Reproduce every line between the one containing "List every element" and the one containing "185, 664, 186]", inclusive, without changing anything.

○ ○ ○ ○

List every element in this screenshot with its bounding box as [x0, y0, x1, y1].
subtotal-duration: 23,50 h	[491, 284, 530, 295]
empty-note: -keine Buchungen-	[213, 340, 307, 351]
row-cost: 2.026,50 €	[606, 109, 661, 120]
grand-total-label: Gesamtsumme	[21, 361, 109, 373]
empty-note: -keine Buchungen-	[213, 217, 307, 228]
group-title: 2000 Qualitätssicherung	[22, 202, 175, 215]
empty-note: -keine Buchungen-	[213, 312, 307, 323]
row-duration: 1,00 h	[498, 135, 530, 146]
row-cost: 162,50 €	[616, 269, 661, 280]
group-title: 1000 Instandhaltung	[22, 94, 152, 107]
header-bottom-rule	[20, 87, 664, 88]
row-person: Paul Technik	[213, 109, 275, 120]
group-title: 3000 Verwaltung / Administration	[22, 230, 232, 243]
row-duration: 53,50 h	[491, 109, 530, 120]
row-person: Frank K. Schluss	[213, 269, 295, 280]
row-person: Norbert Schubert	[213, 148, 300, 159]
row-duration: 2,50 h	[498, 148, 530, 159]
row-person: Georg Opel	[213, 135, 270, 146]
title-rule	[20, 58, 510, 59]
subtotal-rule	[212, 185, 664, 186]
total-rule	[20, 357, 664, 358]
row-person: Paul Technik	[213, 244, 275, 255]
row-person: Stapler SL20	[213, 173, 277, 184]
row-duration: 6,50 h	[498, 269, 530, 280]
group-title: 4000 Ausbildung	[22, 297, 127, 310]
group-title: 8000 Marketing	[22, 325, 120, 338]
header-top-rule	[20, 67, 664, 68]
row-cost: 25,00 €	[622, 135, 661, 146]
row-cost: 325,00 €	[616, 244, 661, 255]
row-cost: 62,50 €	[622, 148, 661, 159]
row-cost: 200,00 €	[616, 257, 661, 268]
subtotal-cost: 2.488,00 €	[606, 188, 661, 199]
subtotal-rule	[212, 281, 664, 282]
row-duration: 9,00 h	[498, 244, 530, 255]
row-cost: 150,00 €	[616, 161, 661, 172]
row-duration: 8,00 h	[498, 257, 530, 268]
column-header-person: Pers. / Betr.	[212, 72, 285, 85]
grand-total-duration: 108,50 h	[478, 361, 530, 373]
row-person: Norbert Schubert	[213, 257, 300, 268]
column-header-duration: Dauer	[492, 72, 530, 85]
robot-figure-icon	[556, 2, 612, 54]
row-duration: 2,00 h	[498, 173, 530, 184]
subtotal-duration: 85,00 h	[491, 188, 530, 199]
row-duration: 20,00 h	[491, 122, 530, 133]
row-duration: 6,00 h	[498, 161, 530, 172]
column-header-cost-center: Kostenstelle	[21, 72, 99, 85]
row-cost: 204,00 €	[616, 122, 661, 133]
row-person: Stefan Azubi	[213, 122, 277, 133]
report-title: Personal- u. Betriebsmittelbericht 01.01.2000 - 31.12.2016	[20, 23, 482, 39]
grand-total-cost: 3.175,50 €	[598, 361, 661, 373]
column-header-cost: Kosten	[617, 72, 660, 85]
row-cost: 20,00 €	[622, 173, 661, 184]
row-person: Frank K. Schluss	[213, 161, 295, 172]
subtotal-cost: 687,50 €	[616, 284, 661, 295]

○ ○ ○ ○

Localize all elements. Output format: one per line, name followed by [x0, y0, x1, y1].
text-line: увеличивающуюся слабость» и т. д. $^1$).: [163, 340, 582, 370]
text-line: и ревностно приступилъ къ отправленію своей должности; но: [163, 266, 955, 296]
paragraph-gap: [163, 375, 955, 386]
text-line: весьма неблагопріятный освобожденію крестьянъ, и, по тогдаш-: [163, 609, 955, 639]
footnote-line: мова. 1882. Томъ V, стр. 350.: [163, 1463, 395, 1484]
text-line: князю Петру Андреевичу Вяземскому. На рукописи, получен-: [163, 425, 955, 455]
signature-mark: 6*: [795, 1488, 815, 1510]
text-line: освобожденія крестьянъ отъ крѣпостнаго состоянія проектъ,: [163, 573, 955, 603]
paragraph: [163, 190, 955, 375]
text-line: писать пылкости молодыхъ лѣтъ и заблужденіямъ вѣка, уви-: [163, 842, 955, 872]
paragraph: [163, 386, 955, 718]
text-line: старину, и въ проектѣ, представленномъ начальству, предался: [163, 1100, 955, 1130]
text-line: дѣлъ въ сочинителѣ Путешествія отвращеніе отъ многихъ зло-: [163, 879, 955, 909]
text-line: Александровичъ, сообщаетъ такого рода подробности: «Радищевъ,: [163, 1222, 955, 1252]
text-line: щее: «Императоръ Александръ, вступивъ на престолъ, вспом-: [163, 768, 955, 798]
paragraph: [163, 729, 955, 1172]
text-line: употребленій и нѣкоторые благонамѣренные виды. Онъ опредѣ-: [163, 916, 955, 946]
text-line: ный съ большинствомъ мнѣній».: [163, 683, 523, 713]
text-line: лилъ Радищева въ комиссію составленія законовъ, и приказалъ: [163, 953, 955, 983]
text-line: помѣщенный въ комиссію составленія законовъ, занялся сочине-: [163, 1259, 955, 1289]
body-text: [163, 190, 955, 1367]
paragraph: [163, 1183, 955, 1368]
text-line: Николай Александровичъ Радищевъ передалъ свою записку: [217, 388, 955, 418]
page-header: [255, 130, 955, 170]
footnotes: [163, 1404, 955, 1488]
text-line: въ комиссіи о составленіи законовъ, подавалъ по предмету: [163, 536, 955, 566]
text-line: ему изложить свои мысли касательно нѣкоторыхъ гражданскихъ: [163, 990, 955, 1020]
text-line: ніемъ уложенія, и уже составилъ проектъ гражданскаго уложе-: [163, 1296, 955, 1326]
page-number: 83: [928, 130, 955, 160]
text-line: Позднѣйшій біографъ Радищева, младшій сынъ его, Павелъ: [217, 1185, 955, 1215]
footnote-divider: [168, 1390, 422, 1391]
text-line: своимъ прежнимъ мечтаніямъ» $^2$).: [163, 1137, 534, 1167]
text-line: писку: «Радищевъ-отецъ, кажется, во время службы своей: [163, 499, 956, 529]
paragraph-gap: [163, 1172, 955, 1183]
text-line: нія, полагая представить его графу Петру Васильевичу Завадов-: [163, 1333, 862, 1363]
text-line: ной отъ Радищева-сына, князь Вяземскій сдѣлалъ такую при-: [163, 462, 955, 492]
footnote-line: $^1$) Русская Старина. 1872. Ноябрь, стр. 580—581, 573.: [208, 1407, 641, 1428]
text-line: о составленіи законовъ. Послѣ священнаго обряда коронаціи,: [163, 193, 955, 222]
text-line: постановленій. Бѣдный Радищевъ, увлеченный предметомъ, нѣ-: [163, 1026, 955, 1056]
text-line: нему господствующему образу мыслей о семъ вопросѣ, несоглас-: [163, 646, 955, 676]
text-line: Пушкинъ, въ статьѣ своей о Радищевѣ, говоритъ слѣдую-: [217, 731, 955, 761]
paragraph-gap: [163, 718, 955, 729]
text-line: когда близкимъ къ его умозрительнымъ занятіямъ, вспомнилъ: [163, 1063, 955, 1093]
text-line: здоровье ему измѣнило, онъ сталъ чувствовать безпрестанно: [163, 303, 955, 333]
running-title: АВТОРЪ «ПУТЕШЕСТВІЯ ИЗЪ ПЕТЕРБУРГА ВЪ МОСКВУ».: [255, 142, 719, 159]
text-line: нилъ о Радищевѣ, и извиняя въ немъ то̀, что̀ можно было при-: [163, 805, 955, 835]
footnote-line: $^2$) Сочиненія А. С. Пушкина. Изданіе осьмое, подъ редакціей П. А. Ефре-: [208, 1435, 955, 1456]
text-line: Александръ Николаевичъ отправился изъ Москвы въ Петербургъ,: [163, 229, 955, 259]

○ ○ ○ ○

- [Task response]
List every element in this screenshot with its bounding box as [x0, y0, x1, y1].
subtotal-duration: 23,50 h	[491, 284, 530, 295]
empty-note: -keine Buchungen-	[213, 340, 307, 351]
row-cost: 2.026,50 €	[606, 109, 661, 120]
grand-total-label: Gesamtsumme	[21, 361, 109, 373]
empty-note: -keine Buchungen-	[213, 217, 307, 228]
group-title: 2000 Qualitätssicherung	[22, 202, 175, 215]
empty-note: -keine Buchungen-	[213, 312, 307, 323]
row-duration: 1,00 h	[498, 135, 530, 146]
row-cost: 162,50 €	[616, 269, 661, 280]
group-title: 1000 Instandhaltung	[22, 94, 152, 107]
header-bottom-rule	[20, 87, 664, 88]
row-person: Paul Technik	[213, 109, 275, 120]
group-title: 3000 Verwaltung / Administration	[22, 230, 232, 243]
row-duration: 53,50 h	[491, 109, 530, 120]
row-person: Frank K. Schluss	[213, 269, 295, 280]
row-person: Norbert Schubert	[213, 148, 300, 159]
row-duration: 2,50 h	[498, 148, 530, 159]
row-person: Georg Opel	[213, 135, 270, 146]
title-rule	[20, 58, 510, 59]
subtotal-rule	[212, 185, 664, 186]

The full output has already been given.